#### Page extract
Background: Carbapenem-resistant Pseudomonas aeruginosa has emerged as a serious problem in many hospitals and intensive care units. The purpose of this study was to determine the antibiotic susceptibility profile and the distribution of metallo-beta-lactamase genes among P. aeruginosa isolates from Qom province of Iran.

Methods: In this study, 200 P. aeruginosa isolates were collected from several clinical samples in hospitals affiliated to Qom University of Medical Sciences, Qom province, Iran. The antibiotic susceptibility of the isolates was tested by the Kirby-Bauer disc diffusion test and the distribution of MBL genes among carbapenem-resistant isolates was determined by polymerase chain reaction (PCR) method.

Results: Among carbapenem non-susceptible isolates of P. aeruginosa, 38% (76 isolates) were multidrug resistant, 26% (52 isolates) were pan-drug-resistant and 5% (10 isolates) were extensive drug resistant. 52% of the isolates were resistant to carbapenems. Among carbapenem non-susceptible isolates of P. aeruginosa, 40 isolates (38.4%) exhibited MBL production. Of 40 MBL-producing isolates, 38 isolates (36.5%) contained the blaIMP gene and two (1.9%) isolates contained the blaVIM gene.

Conclusions: Outbreaks of MBL-producing P. aeruginosa isolates will be a serious problem in hospitals in the future and rapid identification of these isolates is necessary to control further dissemination of MBL resistance genes. This is the first report of the rates of MDR, XDR, PDR, and MBL-producing P. aeruginosa isolated from hospitals affiliated to Qom University of Medical Sciences in Qom province of Iran.

Keywords

Metallo-Beta-Lactamases Polymerase Chain Reaction Pseudomonas aeruginosa

Copyright © 2018, Zahedan Journal of Research in Medical Sciences. This is an open-access article distributed under the terms of the Creative Commons Attribution-NonCommercial 4.0 International License (http://creativecommons.org/licenses/by-nc/4.0/) which permits copy and redistribute the material just in noncommercial usages, provided the original work is properly cited.
########
#### Stored data
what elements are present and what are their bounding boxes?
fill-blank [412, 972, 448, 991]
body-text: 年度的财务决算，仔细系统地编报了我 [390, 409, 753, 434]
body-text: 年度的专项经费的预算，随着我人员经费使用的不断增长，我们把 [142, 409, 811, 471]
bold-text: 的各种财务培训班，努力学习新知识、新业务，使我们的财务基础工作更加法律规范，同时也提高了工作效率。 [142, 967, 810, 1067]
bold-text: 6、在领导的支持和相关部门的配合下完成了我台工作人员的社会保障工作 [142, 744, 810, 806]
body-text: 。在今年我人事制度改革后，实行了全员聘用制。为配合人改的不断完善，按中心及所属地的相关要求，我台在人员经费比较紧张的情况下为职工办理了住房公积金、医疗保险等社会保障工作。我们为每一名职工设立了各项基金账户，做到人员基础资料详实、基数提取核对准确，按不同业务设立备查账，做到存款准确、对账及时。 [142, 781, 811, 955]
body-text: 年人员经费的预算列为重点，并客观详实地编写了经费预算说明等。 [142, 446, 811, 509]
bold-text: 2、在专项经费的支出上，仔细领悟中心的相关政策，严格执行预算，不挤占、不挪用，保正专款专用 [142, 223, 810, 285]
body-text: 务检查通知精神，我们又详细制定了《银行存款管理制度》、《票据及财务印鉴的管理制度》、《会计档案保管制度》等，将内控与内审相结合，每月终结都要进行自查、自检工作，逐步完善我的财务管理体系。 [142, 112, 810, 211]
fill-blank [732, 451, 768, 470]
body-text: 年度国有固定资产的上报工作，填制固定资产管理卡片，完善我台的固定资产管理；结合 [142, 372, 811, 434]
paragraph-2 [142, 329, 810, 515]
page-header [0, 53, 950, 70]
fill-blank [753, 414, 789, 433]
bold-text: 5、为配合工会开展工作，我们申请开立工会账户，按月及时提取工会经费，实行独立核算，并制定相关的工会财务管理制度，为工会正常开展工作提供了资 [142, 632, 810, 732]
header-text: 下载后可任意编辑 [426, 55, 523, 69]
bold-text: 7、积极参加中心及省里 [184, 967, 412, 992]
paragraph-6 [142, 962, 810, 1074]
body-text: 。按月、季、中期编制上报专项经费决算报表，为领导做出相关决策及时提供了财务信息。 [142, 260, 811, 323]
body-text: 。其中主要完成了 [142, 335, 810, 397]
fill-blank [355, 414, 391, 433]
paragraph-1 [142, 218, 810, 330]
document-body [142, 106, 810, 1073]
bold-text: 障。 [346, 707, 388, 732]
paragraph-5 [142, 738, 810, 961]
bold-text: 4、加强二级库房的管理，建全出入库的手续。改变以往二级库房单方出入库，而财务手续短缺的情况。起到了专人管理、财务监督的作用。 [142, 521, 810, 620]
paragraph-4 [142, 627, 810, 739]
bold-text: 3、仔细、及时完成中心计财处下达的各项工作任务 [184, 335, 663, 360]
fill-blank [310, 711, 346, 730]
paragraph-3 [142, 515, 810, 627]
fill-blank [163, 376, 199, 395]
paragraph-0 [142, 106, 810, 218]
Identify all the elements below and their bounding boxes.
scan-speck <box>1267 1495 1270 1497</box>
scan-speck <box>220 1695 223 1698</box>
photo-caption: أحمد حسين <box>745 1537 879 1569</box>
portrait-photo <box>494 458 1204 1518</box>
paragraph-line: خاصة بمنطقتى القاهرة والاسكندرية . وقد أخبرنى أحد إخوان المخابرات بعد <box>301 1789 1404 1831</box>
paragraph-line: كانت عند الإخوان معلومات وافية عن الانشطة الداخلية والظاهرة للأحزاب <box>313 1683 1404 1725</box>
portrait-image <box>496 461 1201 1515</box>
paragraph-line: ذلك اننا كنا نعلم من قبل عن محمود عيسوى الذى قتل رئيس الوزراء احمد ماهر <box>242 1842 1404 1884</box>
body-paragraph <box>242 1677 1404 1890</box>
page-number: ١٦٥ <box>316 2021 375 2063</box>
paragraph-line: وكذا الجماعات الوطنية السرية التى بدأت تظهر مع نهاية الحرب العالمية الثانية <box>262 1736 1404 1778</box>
########
Problem to solve:
In the abstract on drug-resistant Pseudomonas aeruginosa, what test was used to check the antibiotic susceptibility of the isolates? These rows have nothing to do with the abstract on drug-resistant Pseudomonas aeruginosa.

Result for this exercise:
The Kirby-Bauer disc diffusion test.